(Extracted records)

^^^^

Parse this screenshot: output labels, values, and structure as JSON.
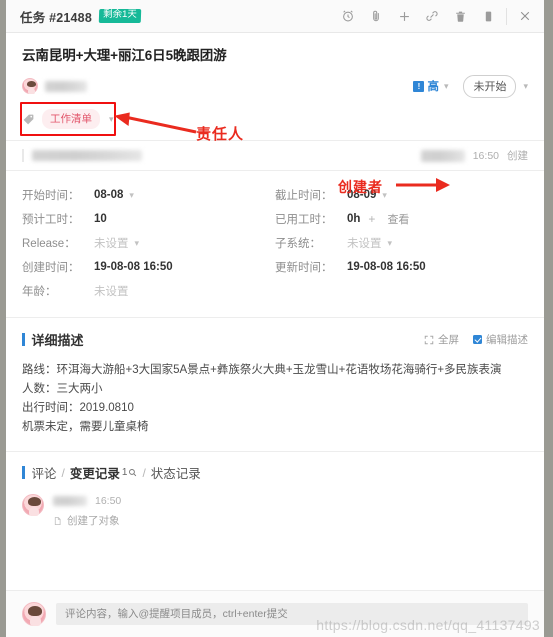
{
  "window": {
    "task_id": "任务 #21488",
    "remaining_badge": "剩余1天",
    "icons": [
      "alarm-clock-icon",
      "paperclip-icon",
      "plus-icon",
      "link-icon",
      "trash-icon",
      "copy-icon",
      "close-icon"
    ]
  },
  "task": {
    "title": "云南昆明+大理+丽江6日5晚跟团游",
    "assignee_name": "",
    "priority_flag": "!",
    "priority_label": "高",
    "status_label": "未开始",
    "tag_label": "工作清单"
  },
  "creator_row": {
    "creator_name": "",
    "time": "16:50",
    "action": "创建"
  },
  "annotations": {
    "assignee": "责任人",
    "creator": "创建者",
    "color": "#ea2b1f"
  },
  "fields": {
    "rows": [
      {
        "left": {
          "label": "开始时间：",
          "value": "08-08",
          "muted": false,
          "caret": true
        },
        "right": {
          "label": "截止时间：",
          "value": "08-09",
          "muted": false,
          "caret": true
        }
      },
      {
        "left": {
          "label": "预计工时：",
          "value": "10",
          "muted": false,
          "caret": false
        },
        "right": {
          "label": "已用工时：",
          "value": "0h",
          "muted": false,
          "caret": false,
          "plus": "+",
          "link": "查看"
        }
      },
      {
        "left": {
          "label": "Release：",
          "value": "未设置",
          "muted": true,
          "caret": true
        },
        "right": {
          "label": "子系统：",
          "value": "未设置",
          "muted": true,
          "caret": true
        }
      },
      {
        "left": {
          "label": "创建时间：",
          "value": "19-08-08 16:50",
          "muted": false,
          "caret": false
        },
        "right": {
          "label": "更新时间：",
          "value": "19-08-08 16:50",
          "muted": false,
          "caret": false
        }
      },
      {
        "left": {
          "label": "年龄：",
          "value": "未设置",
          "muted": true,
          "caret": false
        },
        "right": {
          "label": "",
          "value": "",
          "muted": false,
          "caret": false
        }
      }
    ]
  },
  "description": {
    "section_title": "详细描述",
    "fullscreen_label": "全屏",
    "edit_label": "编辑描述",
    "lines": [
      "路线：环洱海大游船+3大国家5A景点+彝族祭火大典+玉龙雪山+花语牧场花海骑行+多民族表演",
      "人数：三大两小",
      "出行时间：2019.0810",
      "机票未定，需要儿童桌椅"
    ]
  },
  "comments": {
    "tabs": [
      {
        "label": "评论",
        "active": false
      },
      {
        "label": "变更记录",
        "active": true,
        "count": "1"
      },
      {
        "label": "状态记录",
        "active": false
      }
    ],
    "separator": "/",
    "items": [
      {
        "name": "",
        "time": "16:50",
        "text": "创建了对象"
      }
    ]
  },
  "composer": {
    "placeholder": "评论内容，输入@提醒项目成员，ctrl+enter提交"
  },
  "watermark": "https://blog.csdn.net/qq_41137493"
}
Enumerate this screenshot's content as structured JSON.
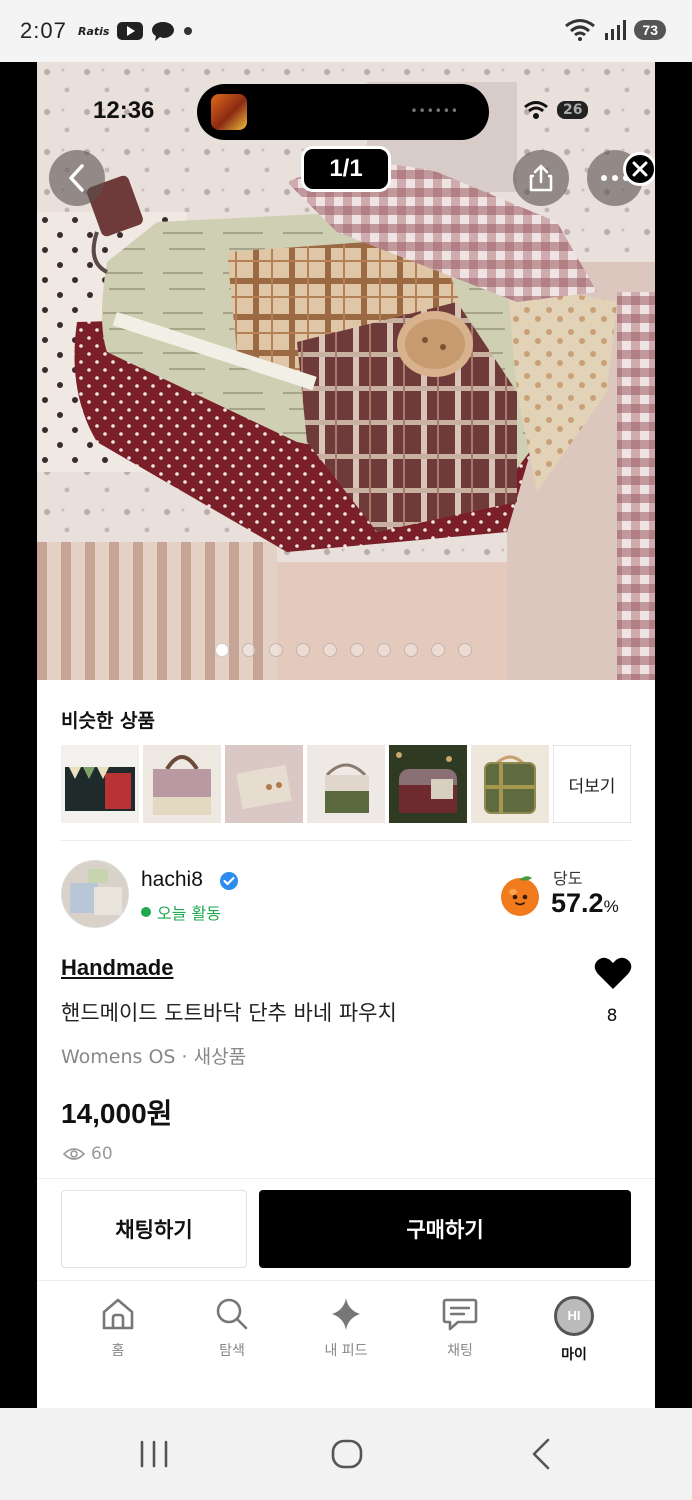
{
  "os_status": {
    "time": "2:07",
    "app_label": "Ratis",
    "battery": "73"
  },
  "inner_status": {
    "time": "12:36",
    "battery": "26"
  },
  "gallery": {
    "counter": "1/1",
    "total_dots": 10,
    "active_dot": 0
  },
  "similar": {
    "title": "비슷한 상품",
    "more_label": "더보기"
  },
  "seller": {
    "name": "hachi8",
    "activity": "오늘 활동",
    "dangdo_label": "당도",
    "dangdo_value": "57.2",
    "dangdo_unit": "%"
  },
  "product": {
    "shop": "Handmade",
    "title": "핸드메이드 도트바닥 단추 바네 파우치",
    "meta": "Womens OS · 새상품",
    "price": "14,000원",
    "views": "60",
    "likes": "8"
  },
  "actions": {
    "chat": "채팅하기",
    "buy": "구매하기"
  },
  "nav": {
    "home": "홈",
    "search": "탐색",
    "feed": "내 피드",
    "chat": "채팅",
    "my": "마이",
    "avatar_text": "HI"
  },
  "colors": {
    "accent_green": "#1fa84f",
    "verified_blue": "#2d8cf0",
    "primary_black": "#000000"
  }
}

^^^^

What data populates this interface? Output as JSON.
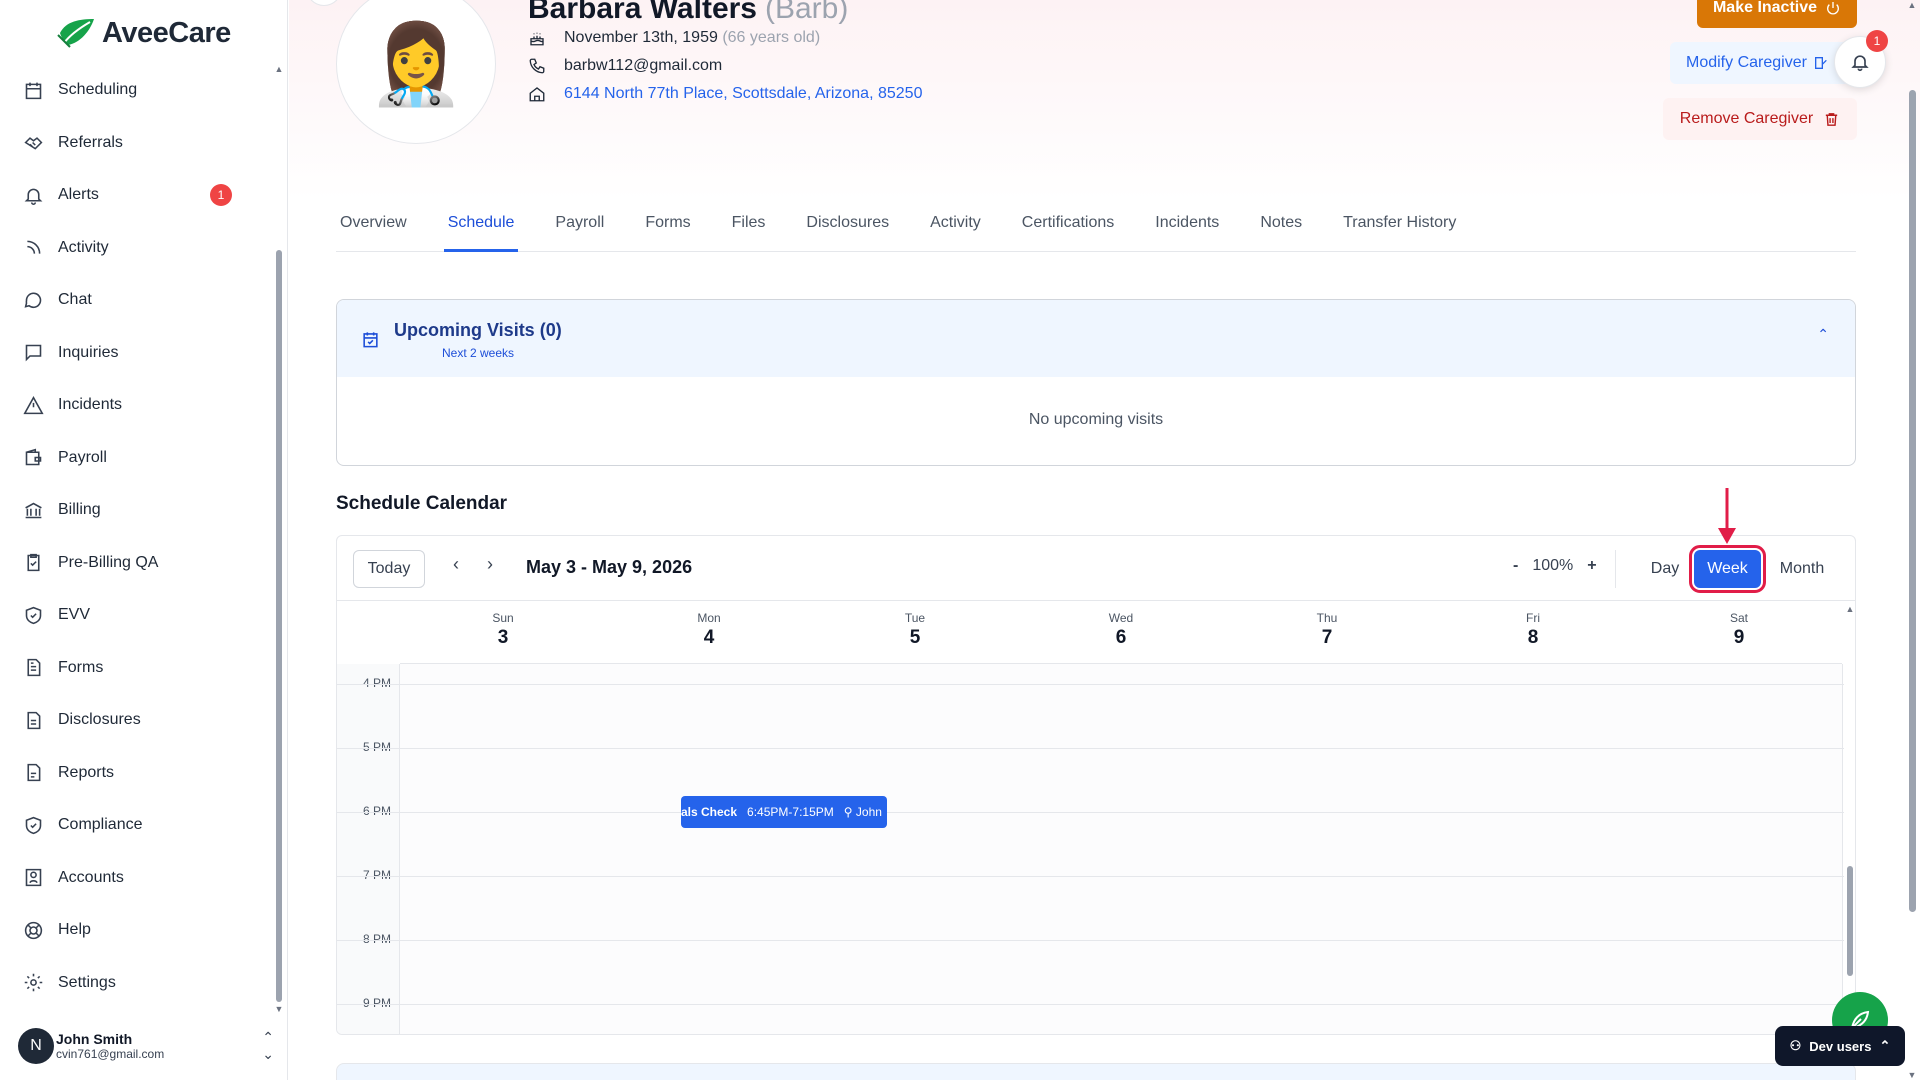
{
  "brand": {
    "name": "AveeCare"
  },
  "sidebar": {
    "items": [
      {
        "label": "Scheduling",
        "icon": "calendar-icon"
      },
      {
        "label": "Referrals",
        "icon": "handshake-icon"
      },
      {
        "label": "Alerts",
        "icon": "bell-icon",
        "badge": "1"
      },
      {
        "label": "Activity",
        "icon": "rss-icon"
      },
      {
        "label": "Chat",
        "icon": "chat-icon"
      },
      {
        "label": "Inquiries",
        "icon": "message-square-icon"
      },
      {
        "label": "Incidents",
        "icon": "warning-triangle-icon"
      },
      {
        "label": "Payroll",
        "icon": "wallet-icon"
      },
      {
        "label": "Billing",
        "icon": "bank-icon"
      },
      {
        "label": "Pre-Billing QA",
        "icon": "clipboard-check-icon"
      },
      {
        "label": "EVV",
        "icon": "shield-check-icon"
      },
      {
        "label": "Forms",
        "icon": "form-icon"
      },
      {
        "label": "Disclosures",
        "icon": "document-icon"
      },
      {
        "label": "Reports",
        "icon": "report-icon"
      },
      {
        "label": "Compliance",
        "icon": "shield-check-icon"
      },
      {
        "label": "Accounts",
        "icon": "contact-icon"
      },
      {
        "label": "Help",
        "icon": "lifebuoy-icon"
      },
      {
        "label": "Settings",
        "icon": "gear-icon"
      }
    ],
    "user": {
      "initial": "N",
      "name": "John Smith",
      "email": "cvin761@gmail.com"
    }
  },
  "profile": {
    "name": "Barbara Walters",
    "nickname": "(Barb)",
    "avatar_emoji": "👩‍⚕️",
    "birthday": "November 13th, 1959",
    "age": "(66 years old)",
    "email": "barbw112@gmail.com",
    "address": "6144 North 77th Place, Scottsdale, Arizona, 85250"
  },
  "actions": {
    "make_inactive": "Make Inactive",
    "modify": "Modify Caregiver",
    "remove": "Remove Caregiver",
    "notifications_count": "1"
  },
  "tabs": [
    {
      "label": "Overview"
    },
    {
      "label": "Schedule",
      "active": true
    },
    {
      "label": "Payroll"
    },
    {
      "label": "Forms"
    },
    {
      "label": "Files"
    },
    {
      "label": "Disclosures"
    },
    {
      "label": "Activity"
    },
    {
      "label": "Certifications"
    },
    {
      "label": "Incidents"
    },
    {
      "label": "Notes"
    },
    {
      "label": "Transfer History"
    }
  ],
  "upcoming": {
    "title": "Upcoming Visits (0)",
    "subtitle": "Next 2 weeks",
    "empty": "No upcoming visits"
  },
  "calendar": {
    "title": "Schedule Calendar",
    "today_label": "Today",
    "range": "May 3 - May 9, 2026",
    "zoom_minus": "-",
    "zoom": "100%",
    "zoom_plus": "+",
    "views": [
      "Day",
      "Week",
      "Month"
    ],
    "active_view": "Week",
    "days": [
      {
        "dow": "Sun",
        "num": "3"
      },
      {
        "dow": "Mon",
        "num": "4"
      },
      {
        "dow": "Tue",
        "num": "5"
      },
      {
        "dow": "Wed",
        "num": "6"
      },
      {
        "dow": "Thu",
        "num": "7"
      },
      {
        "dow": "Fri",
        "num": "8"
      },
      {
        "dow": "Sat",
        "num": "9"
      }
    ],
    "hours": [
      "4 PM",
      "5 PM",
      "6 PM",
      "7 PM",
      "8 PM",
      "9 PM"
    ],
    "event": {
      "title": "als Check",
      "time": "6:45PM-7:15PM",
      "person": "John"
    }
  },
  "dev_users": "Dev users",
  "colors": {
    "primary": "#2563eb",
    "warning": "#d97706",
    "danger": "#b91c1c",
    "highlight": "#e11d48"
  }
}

^^^^

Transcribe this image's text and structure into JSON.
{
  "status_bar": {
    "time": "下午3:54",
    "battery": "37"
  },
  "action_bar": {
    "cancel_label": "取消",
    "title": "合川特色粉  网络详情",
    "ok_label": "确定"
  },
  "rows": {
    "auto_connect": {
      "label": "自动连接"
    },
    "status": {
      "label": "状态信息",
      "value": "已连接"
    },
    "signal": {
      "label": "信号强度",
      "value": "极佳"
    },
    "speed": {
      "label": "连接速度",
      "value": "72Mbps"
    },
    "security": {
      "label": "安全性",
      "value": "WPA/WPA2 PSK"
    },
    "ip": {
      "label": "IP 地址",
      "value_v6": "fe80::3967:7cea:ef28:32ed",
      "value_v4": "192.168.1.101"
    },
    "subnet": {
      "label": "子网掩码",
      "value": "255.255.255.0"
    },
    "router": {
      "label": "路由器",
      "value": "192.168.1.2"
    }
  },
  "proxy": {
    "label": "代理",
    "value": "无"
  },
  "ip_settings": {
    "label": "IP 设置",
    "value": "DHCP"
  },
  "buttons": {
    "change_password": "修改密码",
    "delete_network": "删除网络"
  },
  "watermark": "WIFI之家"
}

^^^^

- **REQUIRED TASK**: Every line in the data that holds "email" should be copied out.

- **TASK RESPONSE**:
      "email": "cvin761@gmail.com"
    "email": "barbw112@gmail.com",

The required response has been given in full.